**SUPPLIED ENTRIES:**
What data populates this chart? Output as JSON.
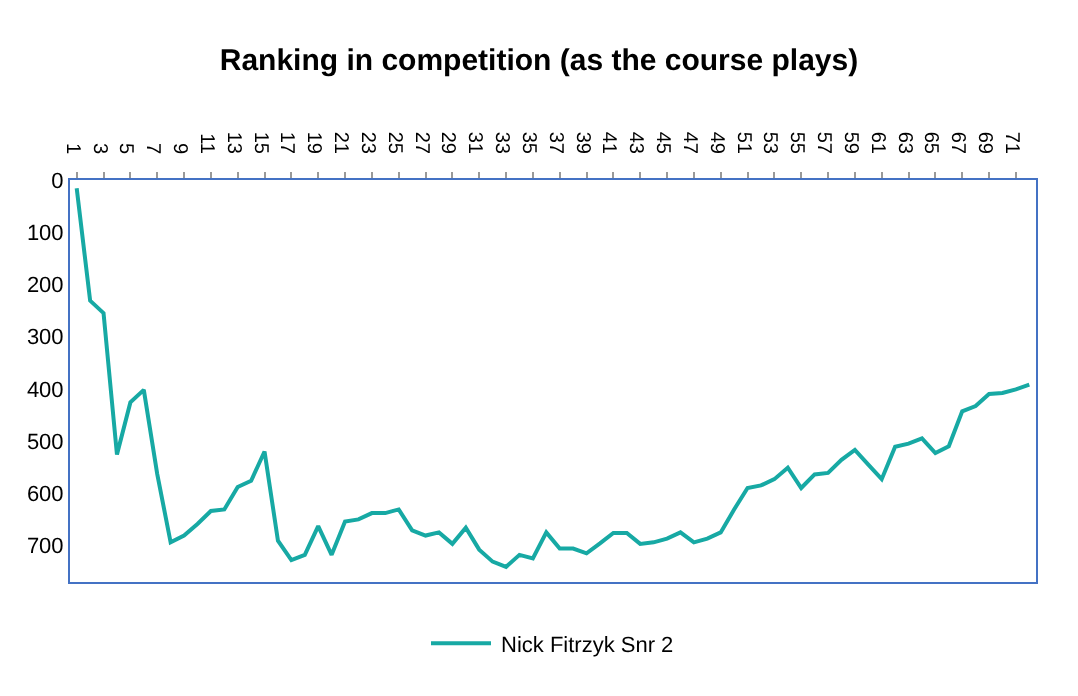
{
  "chart_data": {
    "type": "line",
    "title": "Ranking in competition (as the course plays)",
    "categories": [
      "1",
      null,
      "3",
      null,
      "5",
      null,
      "7",
      null,
      "9",
      null,
      "11",
      null,
      "13",
      null,
      "15",
      null,
      "17",
      null,
      "19",
      null,
      "21",
      null,
      "23",
      null,
      "25",
      null,
      "27",
      null,
      "29",
      null,
      "31",
      null,
      "33",
      null,
      "35",
      null,
      "37",
      null,
      "39",
      null,
      "41",
      null,
      "43",
      null,
      "45",
      null,
      "47",
      null,
      "49",
      null,
      "51",
      null,
      "53",
      null,
      "55",
      null,
      "57",
      null,
      "59",
      null,
      "61",
      null,
      "63",
      null,
      "65",
      null,
      "67",
      null,
      "69",
      null,
      "71",
      null
    ],
    "series": [
      {
        "name": "Nick Fitrzyk Snr 2",
        "color": "#17a9a4",
        "values": [
          16,
          231,
          255,
          526,
          426,
          402,
          563,
          694,
          681,
          659,
          634,
          631,
          588,
          576,
          520,
          691,
          728,
          718,
          663,
          718,
          654,
          650,
          638,
          638,
          631,
          671,
          681,
          675,
          697,
          666,
          708,
          731,
          741,
          718,
          725,
          675,
          706,
          706,
          715,
          696,
          676,
          676,
          697,
          694,
          687,
          675,
          694,
          687,
          675,
          631,
          590,
          585,
          573,
          551,
          590,
          564,
          561,
          536,
          517,
          545,
          573,
          511,
          505,
          495,
          523,
          510,
          443,
          433,
          410,
          408,
          401,
          392
        ]
      }
    ],
    "ylim": [
      770,
      0
    ],
    "yticks": [
      0,
      100,
      200,
      300,
      400,
      500,
      600,
      700
    ],
    "grid": false,
    "legend": "bottom",
    "marker": "none",
    "line_style": "solid"
  }
}
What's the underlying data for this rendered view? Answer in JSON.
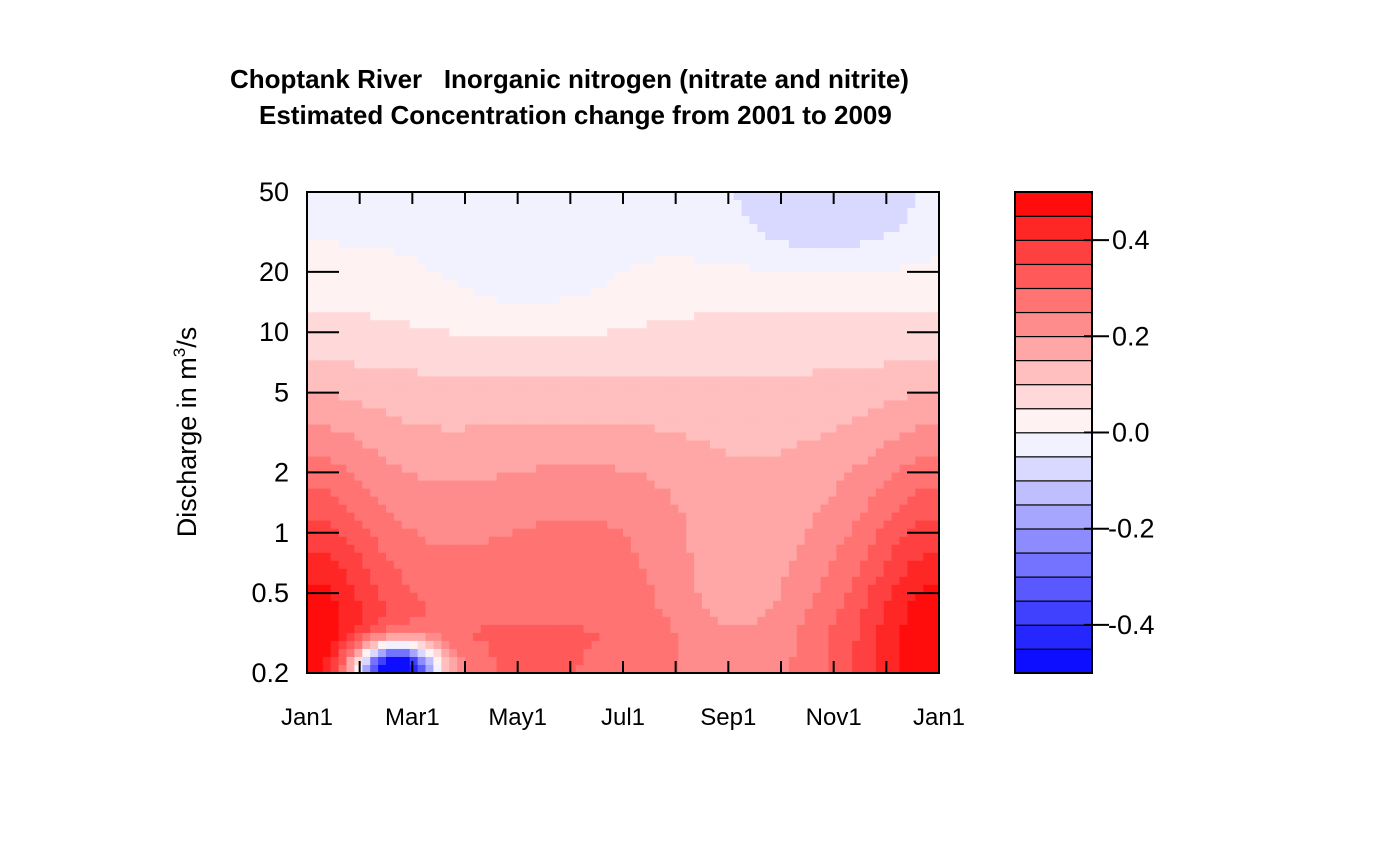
{
  "chart_data": {
    "type": "heatmap",
    "title_line1": "Choptank River   Inorganic nitrogen (nitrate and nitrite)",
    "title_line2": "Estimated Concentration change from 2001 to 2009",
    "ylabel_main": "Discharge in m",
    "ylabel_sup": "3",
    "ylabel_tail": "/s",
    "x_ticks": [
      "Jan1",
      "Mar1",
      "May1",
      "Jul1",
      "Sep1",
      "Nov1",
      "Jan1"
    ],
    "y_ticks": [
      "0.2",
      "0.5",
      "1",
      "2",
      "5",
      "10",
      "20",
      "50"
    ],
    "y_tick_values": [
      0.2,
      0.5,
      1,
      2,
      5,
      10,
      20,
      50
    ],
    "ylim": [
      0.2,
      50
    ],
    "y_scale": "log",
    "colorbar_ticks": [
      "0.4",
      "0.2",
      "0.0",
      "-0.2",
      "-0.4"
    ],
    "colorbar_tick_values": [
      0.4,
      0.2,
      0.0,
      -0.2,
      -0.4
    ],
    "colorbar_range": [
      -0.5,
      0.5
    ],
    "colorbar_levels": 20,
    "color_low": "#0000FF",
    "color_mid": "#FFFFFF",
    "color_high": "#FF0000"
  }
}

**WRITTEN REQUEST:**
Quote all the records verbatim, dropping any pictures from your copy.

**SOLUTION FOR THIS PROBLEM:**
What data populates this chart? Output as JSON.
{
  "chart_data": {
    "type": "line",
    "title": "Ranking in competition (as the course plays)",
    "categories": [
      "1",
      null,
      "3",
      null,
      "5",
      null,
      "7",
      null,
      "9",
      null,
      "11",
      null,
      "13",
      null,
      "15",
      null,
      "17",
      null,
      "19",
      null,
      "21",
      null,
      "23",
      null,
      "25",
      null,
      "27",
      null,
      "29",
      null,
      "31",
      null,
      "33",
      null,
      "35",
      null,
      "37",
      null,
      "39",
      null,
      "41",
      null,
      "43",
      null,
      "45",
      null,
      "47",
      null,
      "49",
      null,
      "51",
      null,
      "53",
      null,
      "55",
      null,
      "57",
      null,
      "59",
      null,
      "61",
      null,
      "63",
      null,
      "65",
      null,
      "67",
      null,
      "69",
      null,
      "71",
      null
    ],
    "series": [
      {
        "name": "Nick Fitrzyk Snr 2",
        "color": "#17a9a4",
        "values": [
          16,
          231,
          255,
          526,
          426,
          402,
          563,
          694,
          681,
          659,
          634,
          631,
          588,
          576,
          520,
          691,
          728,
          718,
          663,
          718,
          654,
          650,
          638,
          638,
          631,
          671,
          681,
          675,
          697,
          666,
          708,
          731,
          741,
          718,
          725,
          675,
          706,
          706,
          715,
          696,
          676,
          676,
          697,
          694,
          687,
          675,
          694,
          687,
          675,
          631,
          590,
          585,
          573,
          551,
          590,
          564,
          561,
          536,
          517,
          545,
          573,
          511,
          505,
          495,
          523,
          510,
          443,
          433,
          410,
          408,
          401,
          392
        ]
      }
    ],
    "ylim": [
      770,
      0
    ],
    "yticks": [
      0,
      100,
      200,
      300,
      400,
      500,
      600,
      700
    ],
    "grid": false,
    "legend": "bottom",
    "marker": "none",
    "line_style": "solid"
  }
}
What's the underlying data for this rendered view? Answer in JSON.
{
  "chart_data": {
    "type": "heatmap",
    "title_line1": "Choptank River   Inorganic nitrogen (nitrate and nitrite)",
    "title_line2": "Estimated Concentration change from 2001 to 2009",
    "ylabel_main": "Discharge in m",
    "ylabel_sup": "3",
    "ylabel_tail": "/s",
    "x_ticks": [
      "Jan1",
      "Mar1",
      "May1",
      "Jul1",
      "Sep1",
      "Nov1",
      "Jan1"
    ],
    "y_ticks": [
      "0.2",
      "0.5",
      "1",
      "2",
      "5",
      "10",
      "20",
      "50"
    ],
    "y_tick_values": [
      0.2,
      0.5,
      1,
      2,
      5,
      10,
      20,
      50
    ],
    "ylim": [
      0.2,
      50
    ],
    "y_scale": "log",
    "colorbar_ticks": [
      "0.4",
      "0.2",
      "0.0",
      "-0.2",
      "-0.4"
    ],
    "colorbar_tick_values": [
      0.4,
      0.2,
      0.0,
      -0.2,
      -0.4
    ],
    "colorbar_range": [
      -0.5,
      0.5
    ],
    "colorbar_levels": 20,
    "color_low": "#0000FF",
    "color_mid": "#FFFFFF",
    "color_high": "#FF0000"
  }
}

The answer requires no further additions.